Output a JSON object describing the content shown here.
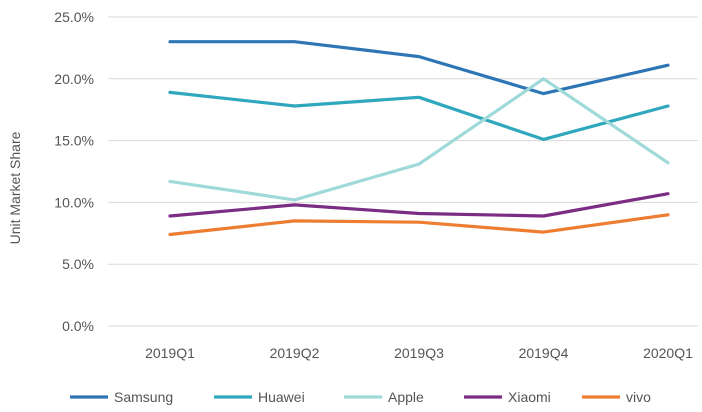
{
  "chart_data": {
    "type": "line",
    "title": "",
    "xlabel": "",
    "ylabel": "Unit Market Share",
    "categories": [
      "2019Q1",
      "2019Q2",
      "2019Q3",
      "2019Q4",
      "2020Q1"
    ],
    "ylim": [
      0,
      25
    ],
    "yticks": [
      "0.0%",
      "5.0%",
      "10.0%",
      "15.0%",
      "20.0%",
      "25.0%"
    ],
    "grid": true,
    "legend": "bottom",
    "series": [
      {
        "name": "Samsung",
        "color": "#2e75b6",
        "values": [
          23.0,
          23.0,
          21.8,
          18.8,
          21.1
        ]
      },
      {
        "name": "Huawei",
        "color": "#2fa8bd",
        "values": [
          18.9,
          17.8,
          18.5,
          15.1,
          17.8
        ]
      },
      {
        "name": "Apple",
        "color": "#9fd9d9",
        "values": [
          11.7,
          10.2,
          13.1,
          20.0,
          13.2
        ]
      },
      {
        "name": "Xiaomi",
        "color": "#7b2c83",
        "values": [
          8.9,
          9.8,
          9.1,
          8.9,
          10.7
        ]
      },
      {
        "name": "vivo",
        "color": "#ed7d31",
        "values": [
          7.4,
          8.5,
          8.4,
          7.6,
          9.0
        ]
      }
    ]
  }
}
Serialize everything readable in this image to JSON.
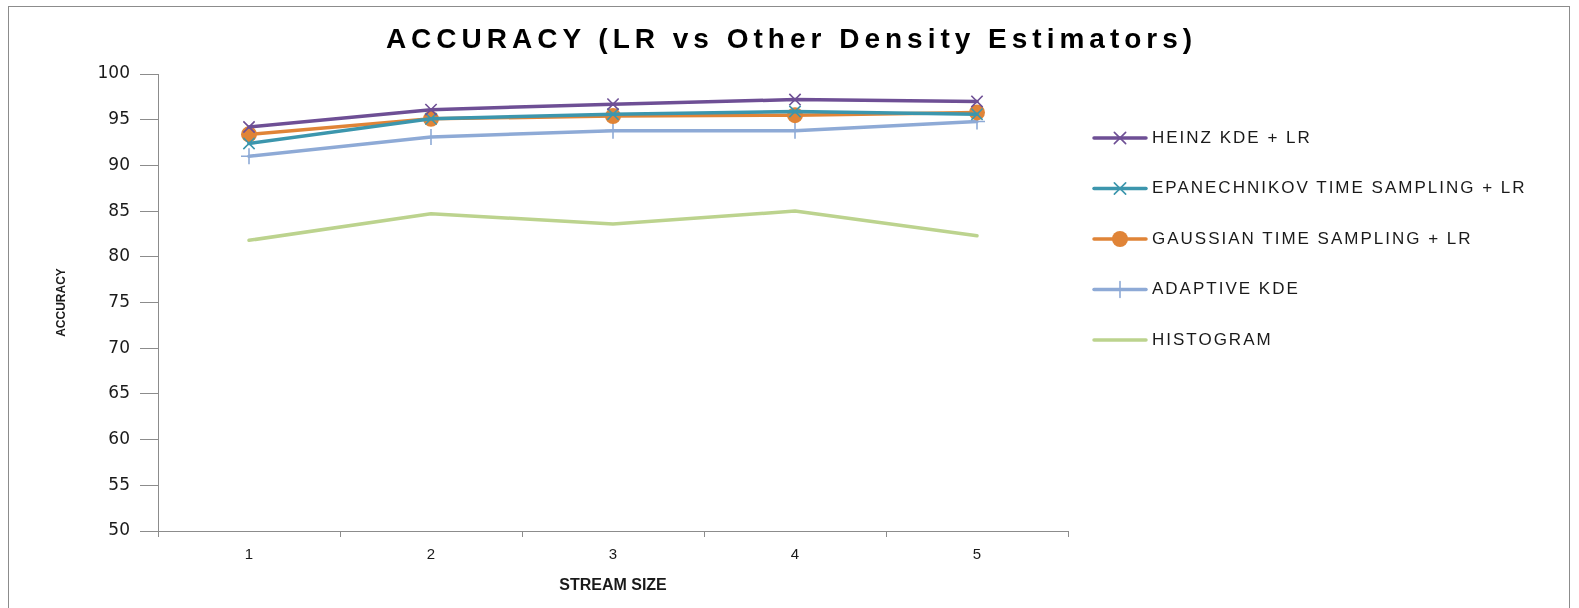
{
  "chart_data": {
    "type": "line",
    "title": "ACCURACY (LR vs Other Density Estimators)",
    "xlabel": "STREAM SIZE",
    "ylabel": "ACCURACY",
    "categories": [
      "1",
      "2",
      "3",
      "4",
      "5"
    ],
    "ylim": [
      50,
      100
    ],
    "yticks": [
      50,
      55,
      60,
      65,
      70,
      75,
      80,
      85,
      90,
      95,
      100
    ],
    "grid": false,
    "legend": "right",
    "series": [
      {
        "name": "HEINZ KDE + LR",
        "color": "#6e4f95",
        "marker": "cross",
        "values": [
          94.2,
          96.1,
          96.7,
          97.2,
          97.0
        ]
      },
      {
        "name": "EPANECHNIKOV TIME SAMPLING + LR",
        "color": "#3c96ad",
        "marker": "cross",
        "values": [
          92.4,
          95.1,
          95.6,
          95.9,
          95.6
        ]
      },
      {
        "name": "GAUSSIAN TIME SAMPLING + LR",
        "color": "#e08437",
        "marker": "circle",
        "values": [
          93.4,
          95.1,
          95.4,
          95.5,
          95.8
        ]
      },
      {
        "name": "ADAPTIVE KDE",
        "color": "#8eaad6",
        "marker": "plus",
        "values": [
          91.0,
          93.1,
          93.8,
          93.8,
          94.8
        ]
      },
      {
        "name": "HISTOGRAM",
        "color": "#bcd38e",
        "marker": "none",
        "values": [
          81.8,
          84.7,
          83.6,
          85.0,
          82.3
        ]
      }
    ]
  }
}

####################

Job: Repeat each record exactly, with the pictures left out.

Exercise result:
Output a JSON object describing the content shown here.
{
  "chart_data": {
    "type": "line",
    "title": "",
    "xlabel": "",
    "ylabel": "Unit Market Share",
    "categories": [
      "2019Q1",
      "2019Q2",
      "2019Q3",
      "2019Q4",
      "2020Q1"
    ],
    "ylim": [
      0,
      25
    ],
    "yticks": [
      "0.0%",
      "5.0%",
      "10.0%",
      "15.0%",
      "20.0%",
      "25.0%"
    ],
    "grid": true,
    "legend": "bottom",
    "series": [
      {
        "name": "Samsung",
        "color": "#2e75b6",
        "values": [
          23.0,
          23.0,
          21.8,
          18.8,
          21.1
        ]
      },
      {
        "name": "Huawei",
        "color": "#2fa8bd",
        "values": [
          18.9,
          17.8,
          18.5,
          15.1,
          17.8
        ]
      },
      {
        "name": "Apple",
        "color": "#9fd9d9",
        "values": [
          11.7,
          10.2,
          13.1,
          20.0,
          13.2
        ]
      },
      {
        "name": "Xiaomi",
        "color": "#7b2c83",
        "values": [
          8.9,
          9.8,
          9.1,
          8.9,
          10.7
        ]
      },
      {
        "name": "vivo",
        "color": "#ed7d31",
        "values": [
          7.4,
          8.5,
          8.4,
          7.6,
          9.0
        ]
      }
    ]
  }
}
Serialize everything readable in this image to JSON.
{
  "chart_data": {
    "type": "line",
    "title": "ACCURACY (LR vs Other Density Estimators)",
    "xlabel": "STREAM SIZE",
    "ylabel": "ACCURACY",
    "categories": [
      "1",
      "2",
      "3",
      "4",
      "5"
    ],
    "ylim": [
      50,
      100
    ],
    "yticks": [
      50,
      55,
      60,
      65,
      70,
      75,
      80,
      85,
      90,
      95,
      100
    ],
    "grid": false,
    "legend": "right",
    "series": [
      {
        "name": "HEINZ KDE + LR",
        "color": "#6e4f95",
        "marker": "cross",
        "values": [
          94.2,
          96.1,
          96.7,
          97.2,
          97.0
        ]
      },
      {
        "name": "EPANECHNIKOV TIME SAMPLING + LR",
        "color": "#3c96ad",
        "marker": "cross",
        "values": [
          92.4,
          95.1,
          95.6,
          95.9,
          95.6
        ]
      },
      {
        "name": "GAUSSIAN TIME SAMPLING + LR",
        "color": "#e08437",
        "marker": "circle",
        "values": [
          93.4,
          95.1,
          95.4,
          95.5,
          95.8
        ]
      },
      {
        "name": "ADAPTIVE KDE",
        "color": "#8eaad6",
        "marker": "plus",
        "values": [
          91.0,
          93.1,
          93.8,
          93.8,
          94.8
        ]
      },
      {
        "name": "HISTOGRAM",
        "color": "#bcd38e",
        "marker": "none",
        "values": [
          81.8,
          84.7,
          83.6,
          85.0,
          82.3
        ]
      }
    ]
  }
}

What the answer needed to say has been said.